Exercise aim:
The listing below is to be output in its exact form.

[Saved data entries]
* * *

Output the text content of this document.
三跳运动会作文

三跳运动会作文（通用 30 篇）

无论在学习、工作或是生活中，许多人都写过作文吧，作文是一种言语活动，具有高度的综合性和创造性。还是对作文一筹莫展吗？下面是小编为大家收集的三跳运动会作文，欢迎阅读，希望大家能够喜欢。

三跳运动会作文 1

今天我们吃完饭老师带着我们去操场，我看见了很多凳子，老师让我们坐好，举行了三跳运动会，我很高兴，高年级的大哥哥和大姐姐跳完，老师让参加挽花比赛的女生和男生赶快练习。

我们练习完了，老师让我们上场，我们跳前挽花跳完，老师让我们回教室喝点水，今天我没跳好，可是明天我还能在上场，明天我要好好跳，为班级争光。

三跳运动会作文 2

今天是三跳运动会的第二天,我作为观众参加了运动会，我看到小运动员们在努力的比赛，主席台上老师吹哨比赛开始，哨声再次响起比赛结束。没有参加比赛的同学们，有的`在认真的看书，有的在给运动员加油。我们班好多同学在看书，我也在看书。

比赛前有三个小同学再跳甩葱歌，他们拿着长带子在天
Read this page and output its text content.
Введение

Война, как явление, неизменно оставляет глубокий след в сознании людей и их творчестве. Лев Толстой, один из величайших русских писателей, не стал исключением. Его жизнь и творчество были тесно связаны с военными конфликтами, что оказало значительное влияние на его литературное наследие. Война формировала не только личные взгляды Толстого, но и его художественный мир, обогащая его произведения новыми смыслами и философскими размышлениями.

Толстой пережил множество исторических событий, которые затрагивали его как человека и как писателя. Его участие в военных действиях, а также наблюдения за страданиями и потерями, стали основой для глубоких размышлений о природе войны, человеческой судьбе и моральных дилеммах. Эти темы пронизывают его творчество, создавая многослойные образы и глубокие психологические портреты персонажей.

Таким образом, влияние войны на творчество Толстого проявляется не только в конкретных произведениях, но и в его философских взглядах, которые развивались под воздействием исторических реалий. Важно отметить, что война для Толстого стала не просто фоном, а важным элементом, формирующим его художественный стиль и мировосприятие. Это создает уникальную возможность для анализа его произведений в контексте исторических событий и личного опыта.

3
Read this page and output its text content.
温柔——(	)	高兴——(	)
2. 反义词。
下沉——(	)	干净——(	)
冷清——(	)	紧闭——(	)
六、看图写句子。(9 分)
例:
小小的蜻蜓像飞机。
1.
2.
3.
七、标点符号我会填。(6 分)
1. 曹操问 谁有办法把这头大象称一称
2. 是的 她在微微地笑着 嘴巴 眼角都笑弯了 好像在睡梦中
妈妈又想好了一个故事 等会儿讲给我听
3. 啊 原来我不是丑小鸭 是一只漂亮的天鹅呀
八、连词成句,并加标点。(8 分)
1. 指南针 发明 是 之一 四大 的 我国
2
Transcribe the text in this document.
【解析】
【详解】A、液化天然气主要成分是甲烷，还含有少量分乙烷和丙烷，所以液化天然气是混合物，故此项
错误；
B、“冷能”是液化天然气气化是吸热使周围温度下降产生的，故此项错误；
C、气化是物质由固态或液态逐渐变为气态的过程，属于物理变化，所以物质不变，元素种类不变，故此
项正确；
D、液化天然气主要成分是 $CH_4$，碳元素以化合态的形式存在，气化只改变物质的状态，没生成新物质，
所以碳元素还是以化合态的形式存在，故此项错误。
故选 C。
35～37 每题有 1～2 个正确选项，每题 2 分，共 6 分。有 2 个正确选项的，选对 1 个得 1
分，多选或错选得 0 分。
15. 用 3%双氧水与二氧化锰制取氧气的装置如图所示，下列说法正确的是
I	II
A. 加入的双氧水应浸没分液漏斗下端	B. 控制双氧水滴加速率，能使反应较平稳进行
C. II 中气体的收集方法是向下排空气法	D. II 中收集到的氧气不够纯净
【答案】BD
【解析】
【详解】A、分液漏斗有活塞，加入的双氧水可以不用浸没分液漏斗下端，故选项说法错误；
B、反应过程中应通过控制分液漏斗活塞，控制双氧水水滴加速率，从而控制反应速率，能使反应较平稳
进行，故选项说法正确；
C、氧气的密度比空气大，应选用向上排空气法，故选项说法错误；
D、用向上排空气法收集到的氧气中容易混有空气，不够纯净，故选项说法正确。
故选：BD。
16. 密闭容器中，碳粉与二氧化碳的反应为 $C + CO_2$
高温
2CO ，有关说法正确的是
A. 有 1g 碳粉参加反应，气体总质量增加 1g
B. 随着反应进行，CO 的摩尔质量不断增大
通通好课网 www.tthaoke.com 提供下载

* * *

The response:
Output the text content of this document.
三跳运动会作文

三跳运动会作文（通用 30 篇）

无论在学习、工作或是生活中，许多人都写过作文吧，作文是一种言语活动，具有高度的综合性和创造性。还是对作文一筹莫展吗？下面是小编为大家收集的三跳运动会作文，欢迎阅读，希望大家能够喜欢。

三跳运动会作文 1

今天我们吃完饭老师带着我们去操场，我看见了很多凳子，老师让我们坐好，举行了三跳运动会，我很高兴，高年级的大哥哥和大姐姐跳完，老师让参加挽花比赛的女生和男生赶快练习。

我们练习完了，老师让我们上场，我们跳前挽花跳完，老师让我们回教室喝点水，今天我没跳好，可是明天我还能在上场，明天我要好好跳，为班级争光。

三跳运动会作文 2

今天是三跳运动会的第二天,我作为观众参加了运动会，我看到小运动员们在努力的比赛，主席台上老师吹哨比赛开始，哨声再次响起比赛结束。没有参加比赛的同学们，有的`在认真的看书，有的在给运动员加油。我们班好多同学在看书，我也在看书。

比赛前有三个小同学再跳甩葱歌，他们拿着长带子在天
Read this page and output its text content.
Введение

Война, как явление, неизменно оставляет глубокий след в сознании людей и их творчестве. Лев Толстой, один из величайших русских писателей, не стал исключением. Его жизнь и творчество были тесно связаны с военными конфликтами, что оказало значительное влияние на его литературное наследие. Война формировала не только личные взгляды Толстого, но и его художественный мир, обогащая его произведения новыми смыслами и философскими размышлениями.

Толстой пережил множество исторических событий, которые затрагивали его как человека и как писателя. Его участие в военных действиях, а также наблюдения за страданиями и потерями, стали основой для глубоких размышлений о природе войны, человеческой судьбе и моральных дилеммах. Эти темы пронизывают его творчество, создавая многослойные образы и глубокие психологические портреты персонажей.

Таким образом, влияние войны на творчество Толстого проявляется не только в конкретных произведениях, но и в его философских взглядах, которые развивались под воздействием исторических реалий. Важно отметить, что война для Толстого стала не просто фоном, а важным элементом, формирующим его художественный стиль и мировосприятие. Это создает уникальную возможность для анализа его произведений в контексте исторических событий и личного опыта.

3
Read this page and output its text content.
温柔——(	)	高兴——(	)
2. 反义词。
下沉——(	)	干净——(	)
冷清——(	)	紧闭——(	)
六、看图写句子。(9 分)
例:
小小的蜻蜓像飞机。
1.
2.
3.
七、标点符号我会填。(6 分)
1. 曹操问 谁有办法把这头大象称一称
2. 是的 她在微微地笑着 嘴巴 眼角都笑弯了 好像在睡梦中
妈妈又想好了一个故事 等会儿讲给我听
3. 啊 原来我不是丑小鸭 是一只漂亮的天鹅呀
八、连词成句,并加标点。(8 分)
1. 指南针 发明 是 之一 四大 的 我国
2
Transcribe the text in this document.
【解析】
【详解】A、液化天然气主要成分是甲烷，还含有少量分乙烷和丙烷，所以液化天然气是混合物，故此项
错误；
B、“冷能”是液化天然气气化是吸热使周围温度下降产生的，故此项错误；
C、气化是物质由固态或液态逐渐变为气态的过程，属于物理变化，所以物质不变，元素种类不变，故此
项正确；
D、液化天然气主要成分是 $CH_4$，碳元素以化合态的形式存在，气化只改变物质的状态，没生成新物质，
所以碳元素还是以化合态的形式存在，故此项错误。
故选 C。
35～37 每题有 1～2 个正确选项，每题 2 分，共 6 分。有 2 个正确选项的，选对 1 个得 1
分，多选或错选得 0 分。
15. 用 3%双氧水与二氧化锰制取氧气的装置如图所示，下列说法正确的是
I	II
A. 加入的双氧水应浸没分液漏斗下端	B. 控制双氧水滴加速率，能使反应较平稳进行
C. II 中气体的收集方法是向下排空气法	D. II 中收集到的氧气不够纯净
【答案】BD
【解析】
【详解】A、分液漏斗有活塞，加入的双氧水可以不用浸没分液漏斗下端，故选项说法错误；
B、反应过程中应通过控制分液漏斗活塞，控制双氧水水滴加速率，从而控制反应速率，能使反应较平稳
进行，故选项说法正确；
C、氧气的密度比空气大，应选用向上排空气法，故选项说法错误；
D、用向上排空气法收集到的氧气中容易混有空气，不够纯净，故选项说法正确。
故选：BD。
16. 密闭容器中，碳粉与二氧化碳的反应为 $C + CO_2$
高温
2CO ，有关说法正确的是
A. 有 1g 碳粉参加反应，气体总质量增加 1g
B. 随着反应进行，CO 的摩尔质量不断增大
通通好课网 www.tthaoke.com 提供下载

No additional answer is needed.